Problem to solve: Please return every line in the following data that includes the string "relative".

Source data:
|---|

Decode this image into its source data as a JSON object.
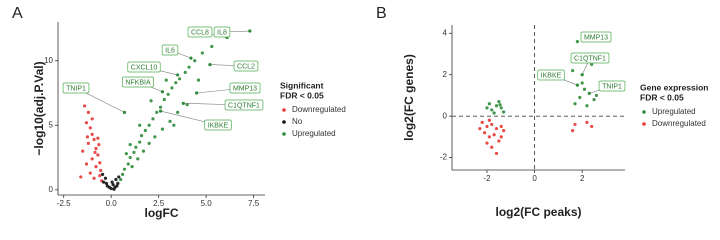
{
  "chart_data": [
    {
      "type": "scatter",
      "panel": "A",
      "x_label": "logFC",
      "y_label": "−log10(adj.P.Val)",
      "xlim": [
        -2.8,
        8.1
      ],
      "ylim": [
        -0.4,
        13
      ],
      "xticks": [
        {
          "value": -2.5,
          "label": "-2.5"
        },
        {
          "value": 0,
          "label": "0.0"
        },
        {
          "value": 2.5,
          "label": "2.5"
        },
        {
          "value": 5,
          "label": "5.0"
        },
        {
          "value": 7.5,
          "label": "7.5"
        }
      ],
      "yticks": [
        0,
        5,
        10
      ],
      "legend_title": [
        "Significant",
        "FDR < 0.05"
      ],
      "series": [
        {
          "name": "Downregulated",
          "color": "#e53935",
          "x": [
            -1.4,
            -1.2,
            -1.3,
            -1.1,
            -1.0,
            -0.9,
            -1.2,
            -0.8,
            -1.5,
            -0.7,
            -1.0,
            -0.6,
            -1.3,
            -0.8,
            -0.55,
            -1.1,
            -0.6,
            -0.9,
            -0.5,
            -1.6,
            -0.7,
            -1.0,
            -0.85,
            -1.25,
            -0.65
          ],
          "values": [
            6.5,
            6.0,
            5.2,
            4.8,
            4.3,
            3.9,
            3.6,
            3.2,
            3.0,
            2.7,
            2.4,
            2.1,
            2.0,
            1.8,
            1.5,
            1.3,
            1.1,
            0.9,
            0.7,
            1.0,
            4.0,
            5.5,
            2.9,
            4.1,
            3.5
          ]
        },
        {
          "name": "No",
          "color": "#111111",
          "x": [
            -0.4,
            -0.2,
            0,
            0.2,
            0.35,
            -0.3,
            0.1,
            0.25,
            -0.1,
            0.05,
            -0.45,
            0.4,
            0.15,
            -0.25,
            0.3
          ],
          "values": [
            0.6,
            0.3,
            0.1,
            0.2,
            0.5,
            0.9,
            0.4,
            0.8,
            0.2,
            0.6,
            1.2,
            1.0,
            0.05,
            0.5,
            0.3
          ]
        },
        {
          "name": "Upregulated",
          "color": "#2e8b3a",
          "x": [
            0.5,
            0.6,
            0.7,
            0.9,
            1.0,
            1.2,
            1.3,
            1.5,
            1.6,
            1.8,
            2.0,
            2.2,
            2.4,
            2.6,
            2.8,
            3.0,
            3.2,
            3.4,
            3.6,
            3.9,
            4.1,
            4.4,
            4.8,
            5.3,
            1.1,
            1.4,
            1.7,
            2.0,
            2.3,
            2.7,
            3.1,
            3.5,
            4.0,
            1.0,
            1.5,
            2.1,
            2.9,
            0.8,
            3.3,
            4.6
          ],
          "values": [
            0.8,
            1.2,
            1.6,
            2.0,
            2.5,
            2.9,
            3.3,
            3.7,
            4.2,
            4.6,
            5.0,
            5.5,
            6.0,
            6.4,
            7.0,
            7.4,
            7.9,
            8.3,
            8.6,
            9.1,
            9.5,
            10.0,
            10.6,
            11.1,
            1.8,
            2.4,
            3.0,
            3.6,
            4.1,
            4.7,
            5.3,
            6.0,
            6.6,
            3.5,
            5.0,
            6.9,
            8.5,
            2.8,
            5.0,
            8.5
          ]
        }
      ],
      "annotations": [
        {
          "label": "CCL8",
          "x": 6.1,
          "y": 11.8
        },
        {
          "label": "IL8",
          "x": 7.3,
          "y": 12.3
        },
        {
          "label": "IL6",
          "x": 4.2,
          "y": 10.2
        },
        {
          "label": "CCL2",
          "x": 5.2,
          "y": 9.7
        },
        {
          "label": "CXCL10",
          "x": 3.5,
          "y": 8.9
        },
        {
          "label": "NFKBIA",
          "x": 2.7,
          "y": 7.6
        },
        {
          "label": "MMP13",
          "x": 4.5,
          "y": 7.5
        },
        {
          "label": "C1QTNF1",
          "x": 3.8,
          "y": 6.7
        },
        {
          "label": "TNIP1",
          "x": 0.7,
          "y": 6.0
        },
        {
          "label": "IKBKE",
          "x": 2.6,
          "y": 6.1
        }
      ]
    },
    {
      "type": "scatter",
      "panel": "B",
      "x_label": "log2(FC peaks)",
      "y_label": "log2(FC genes)",
      "xlim": [
        -3.47,
        3.8
      ],
      "ylim": [
        -2.6,
        4.4
      ],
      "xticks": [
        -2,
        0,
        2
      ],
      "yticks": [
        -2,
        0,
        2,
        4
      ],
      "reference_lines": {
        "x": 0,
        "y": 0
      },
      "legend_title": [
        "Gene expression",
        "FDR < 0.05"
      ],
      "series": [
        {
          "name": "Upregulated",
          "color": "#2e8b3a",
          "x": [
            -1.8,
            -1.6,
            -1.4,
            -1.9,
            -1.5,
            -1.3,
            -1.7,
            -2.0,
            -1.45,
            1.7,
            1.9,
            2.1,
            1.8,
            2.6,
            2.2,
            1.6,
            2.4,
            2.0,
            2.5
          ],
          "values": [
            0.3,
            0.5,
            0.4,
            0.6,
            0.7,
            0.2,
            0.15,
            0.4,
            0.55,
            0.6,
            0.9,
            1.3,
            3.6,
            1.0,
            0.5,
            2.2,
            2.5,
            1.6,
            0.8
          ]
        },
        {
          "name": "Downregulated",
          "color": "#e53935",
          "x": [
            -2.2,
            -2.0,
            -1.8,
            -1.6,
            -1.4,
            -2.1,
            -1.9,
            -1.7,
            -1.5,
            -2.3,
            -1.3,
            -1.8,
            -1.6,
            -2.0,
            -1.4,
            -1.9,
            1.7,
            2.2,
            1.6,
            2.4
          ],
          "values": [
            -0.3,
            -0.5,
            -0.4,
            -0.6,
            -0.5,
            -0.8,
            -1.0,
            -0.9,
            -1.2,
            -0.6,
            -0.7,
            -1.5,
            -1.8,
            -1.3,
            -1.0,
            -0.2,
            -0.4,
            -0.3,
            -0.7,
            -0.5
          ]
        }
      ],
      "annotations": [
        {
          "label": "MMP13",
          "x": 2.7,
          "y": 3.8
        },
        {
          "label": "C1QTNF1",
          "x": 2.0,
          "y": 2.0
        },
        {
          "label": "IKBKE",
          "x": 1.8,
          "y": 1.5
        },
        {
          "label": "TNIP1",
          "x": 2.3,
          "y": 1.1
        }
      ]
    }
  ]
}
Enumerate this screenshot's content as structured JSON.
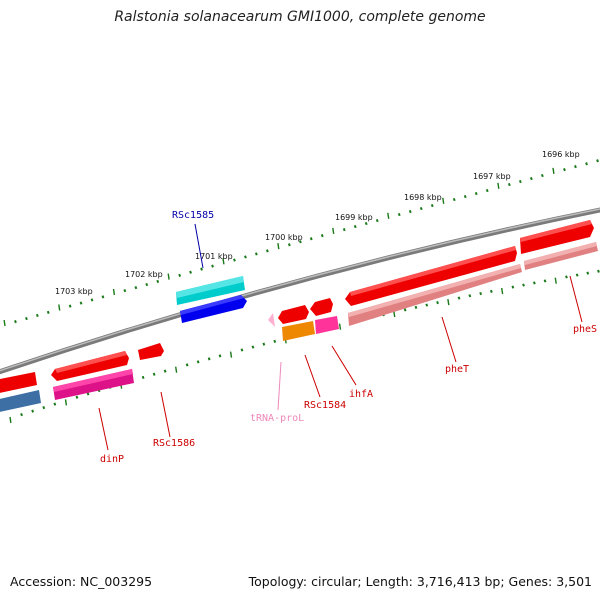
{
  "title": "Ralstonia solanacearum GMI1000, complete genome",
  "footer": {
    "accession": "Accession: NC_003295",
    "summary": "Topology: circular; Length: 3,716,413 bp; Genes: 3,501"
  },
  "colors": {
    "backbone": "#808080",
    "ticks": "#1a7a1a",
    "label_red": "#cc0000",
    "label_blue": "#0000aa",
    "label_pink": "#ee88bb"
  },
  "ruler_labels": [
    "1696 kbp",
    "1697 kbp",
    "1698 kbp",
    "1699 kbp",
    "1700 kbp",
    "1701 kbp",
    "1702 kbp",
    "1703 kbp"
  ],
  "genes": [
    {
      "name": "pheS",
      "color": "#ee0000",
      "strand": "+"
    },
    {
      "name": "pheT",
      "color": "#ee0000",
      "strand": "+"
    },
    {
      "name": "ihfA",
      "color": "#ee0000",
      "strand": "+"
    },
    {
      "name": "RSc1584",
      "color": "#ee0000",
      "strand": "+"
    },
    {
      "name": "tRNA-proL",
      "color": "#ffb0d0",
      "strand": "+"
    },
    {
      "name": "RSc1585",
      "color": "#00cccc",
      "strand": "-"
    },
    {
      "name": "RSc1586",
      "color": "#ee0000",
      "strand": "+"
    },
    {
      "name": "dinP",
      "color": "#ee0000",
      "strand": "+"
    }
  ],
  "gene_labels": {
    "pheS": "pheS",
    "pheT": "pheT",
    "ihfA": "ihfA",
    "RSc1584": "RSc1584",
    "tRNA_proL": "tRNA-proL",
    "RSc1585": "RSc1585",
    "RSc1586": "RSc1586",
    "dinP": "dinP"
  }
}
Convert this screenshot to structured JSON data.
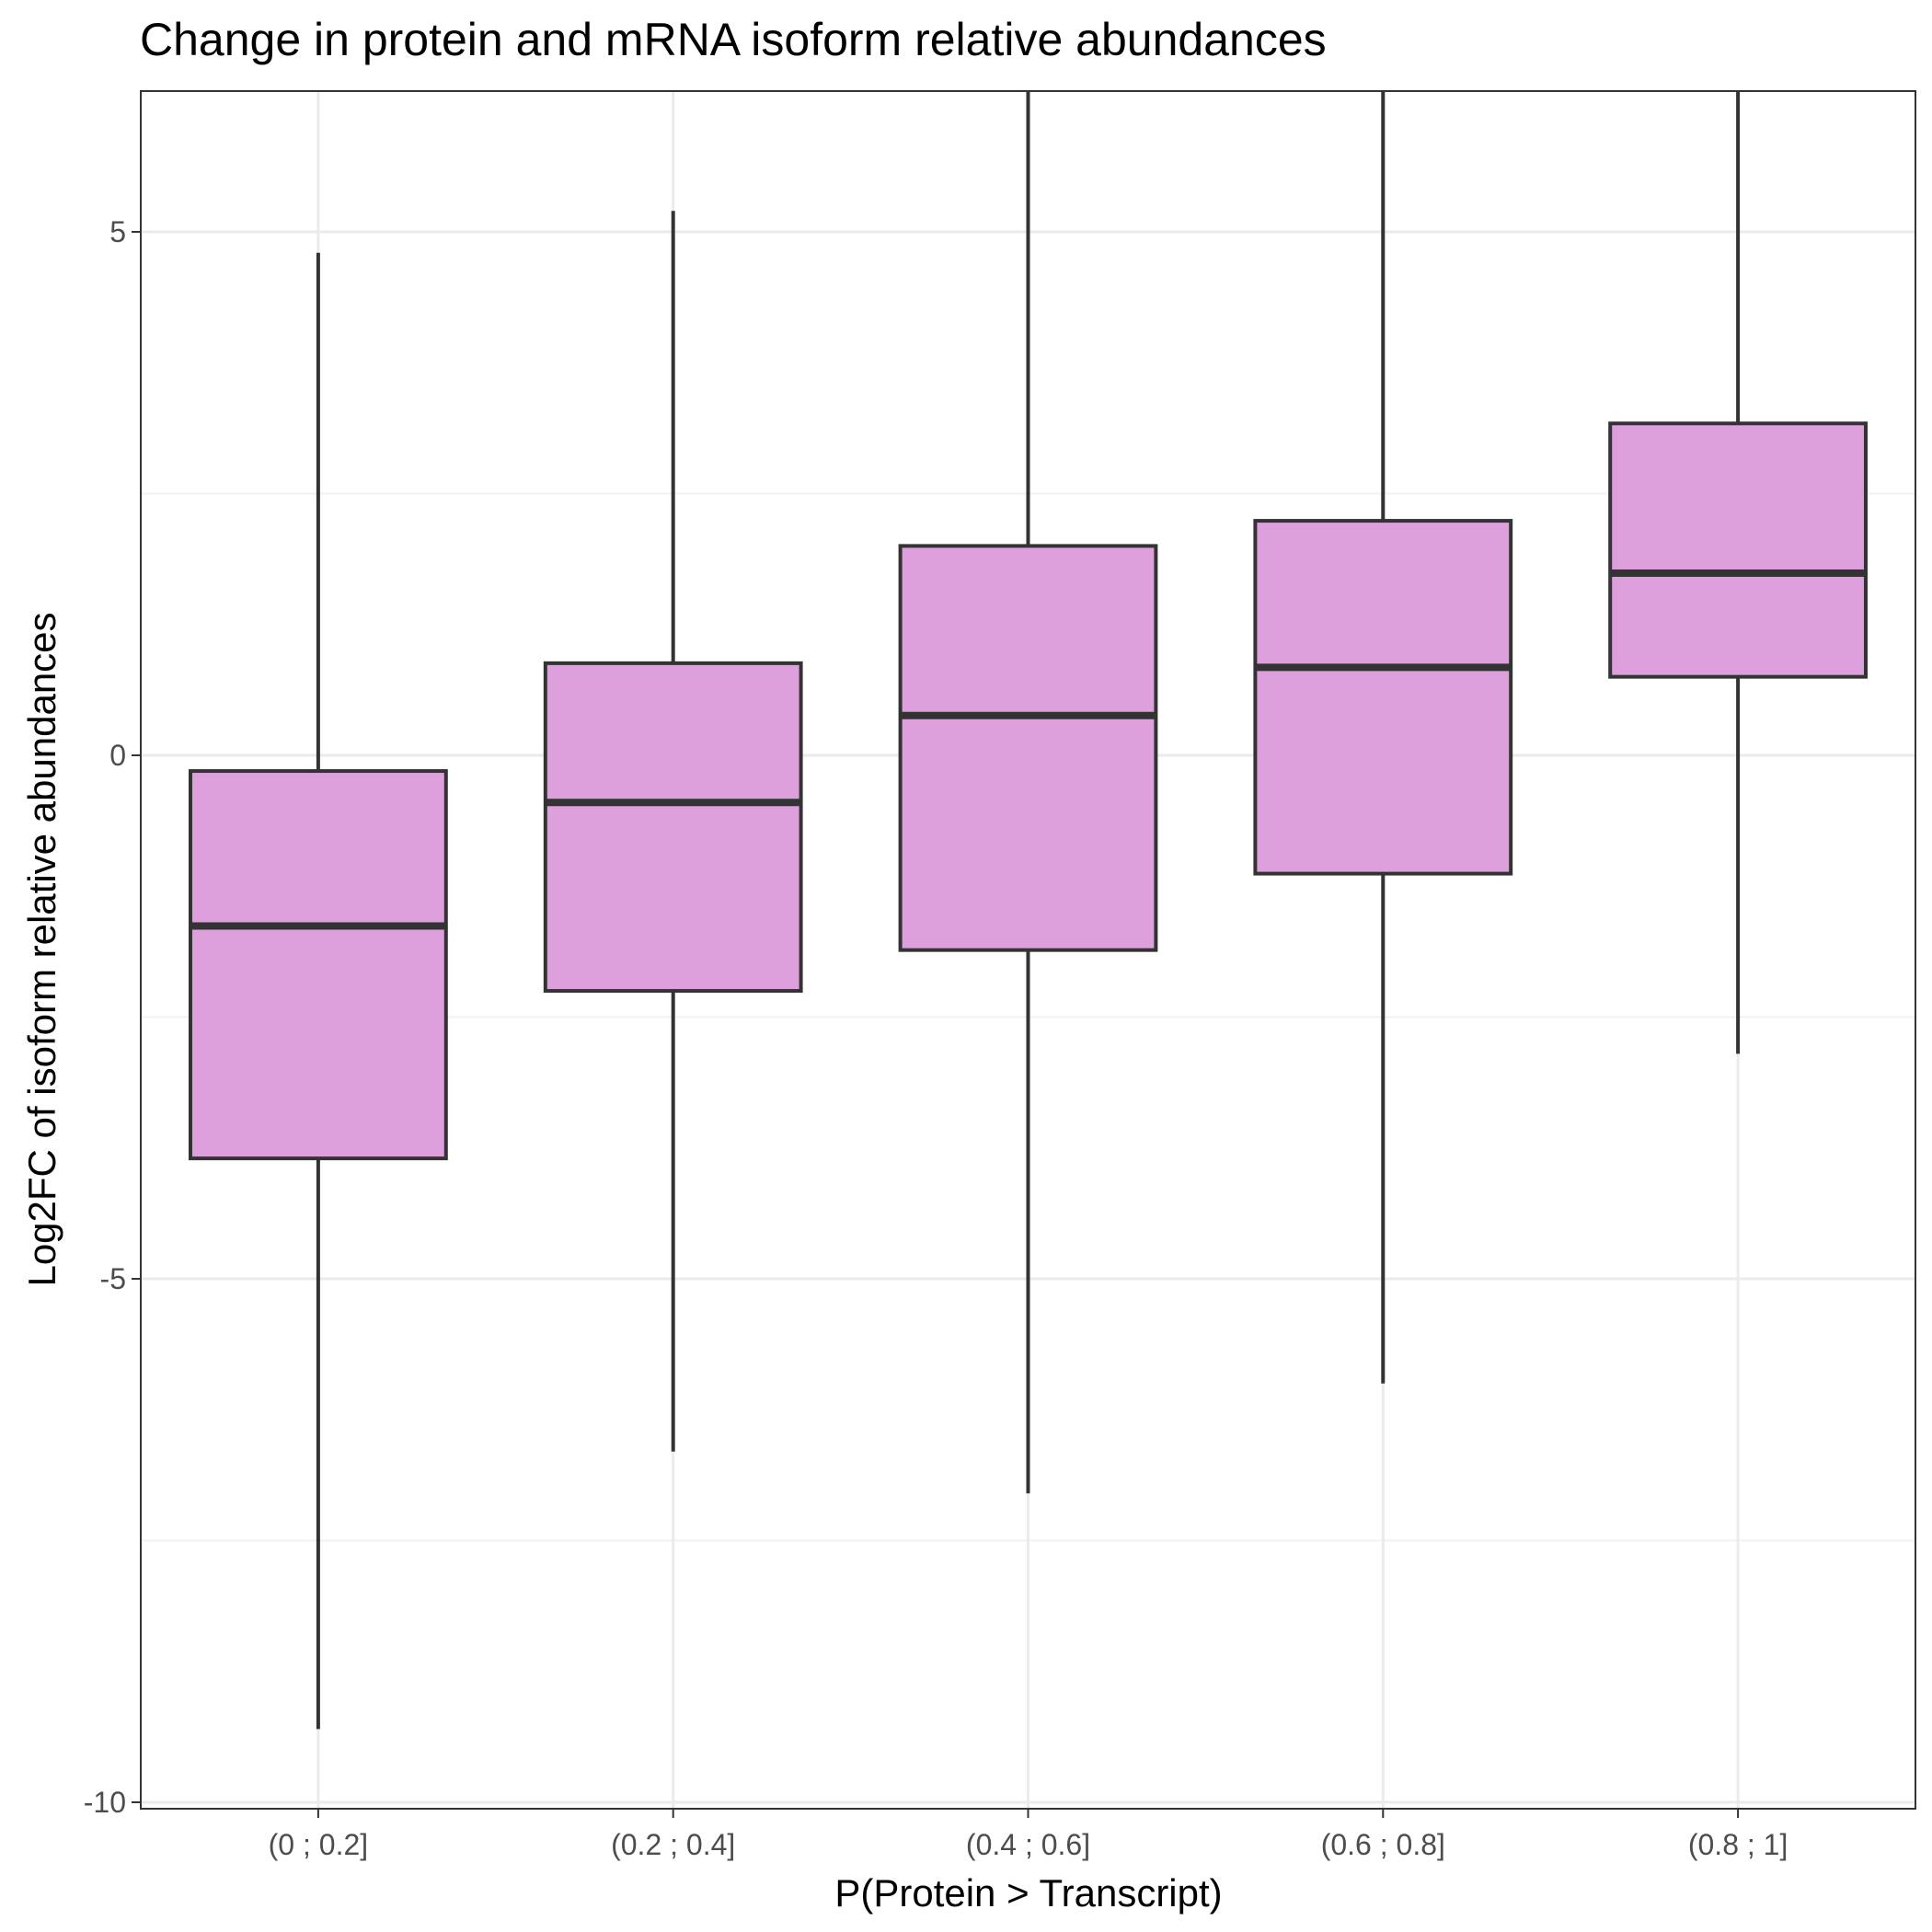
{
  "chart_data": {
    "type": "boxplot",
    "title": "Change in protein and mRNA isoform relative abundances",
    "xlabel": "P(Protein > Transcript)",
    "ylabel": "Log2FC of isoform relative abundances",
    "categories": [
      "(0 ; 0.2]",
      "(0.2 ; 0.4]",
      "(0.4 ; 0.6]",
      "(0.6 ; 0.8]",
      "(0.8 ; 1]"
    ],
    "boxes": [
      {
        "category": "(0 ; 0.2]",
        "whisker_low": -9.3,
        "q1": -3.85,
        "median": -1.63,
        "q3": -0.15,
        "whisker_high": 4.8
      },
      {
        "category": "(0.2 ; 0.4]",
        "whisker_low": -6.65,
        "q1": -2.25,
        "median": -0.45,
        "q3": 0.88,
        "whisker_high": 5.2
      },
      {
        "category": "(0.4 ; 0.6]",
        "whisker_low": -7.05,
        "q1": -1.86,
        "median": 0.38,
        "q3": 2.0,
        "whisker_high": 6.5
      },
      {
        "category": "(0.6 ; 0.8]",
        "whisker_low": -6.0,
        "q1": -1.13,
        "median": 0.84,
        "q3": 2.24,
        "whisker_high": 6.5
      },
      {
        "category": "(0.8 ; 1]",
        "whisker_low": -2.85,
        "q1": 0.75,
        "median": 1.74,
        "q3": 3.17,
        "whisker_high": 6.5
      }
    ],
    "y_ticks": [
      {
        "value": 5,
        "label": "5"
      },
      {
        "value": 0,
        "label": "0"
      },
      {
        "value": -5,
        "label": "-5"
      },
      {
        "value": -10,
        "label": "-10"
      }
    ],
    "y_minor_grid": [
      2.5,
      -2.5,
      -7.5
    ],
    "ylim": [
      -10.2,
      6.6
    ],
    "grid": true,
    "legend": "none",
    "colors": {
      "box_fill": "#dda0dd",
      "box_stroke": "#333333",
      "grid_major": "#ebebeb",
      "grid_minor": "#f2f2f2",
      "panel_border": "#333333"
    }
  }
}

|---|

Solved problem:
    "title": "Change in protein and mRNA isoform relative abundances",
    "ylabel": "Log2FC of isoform relative abundances",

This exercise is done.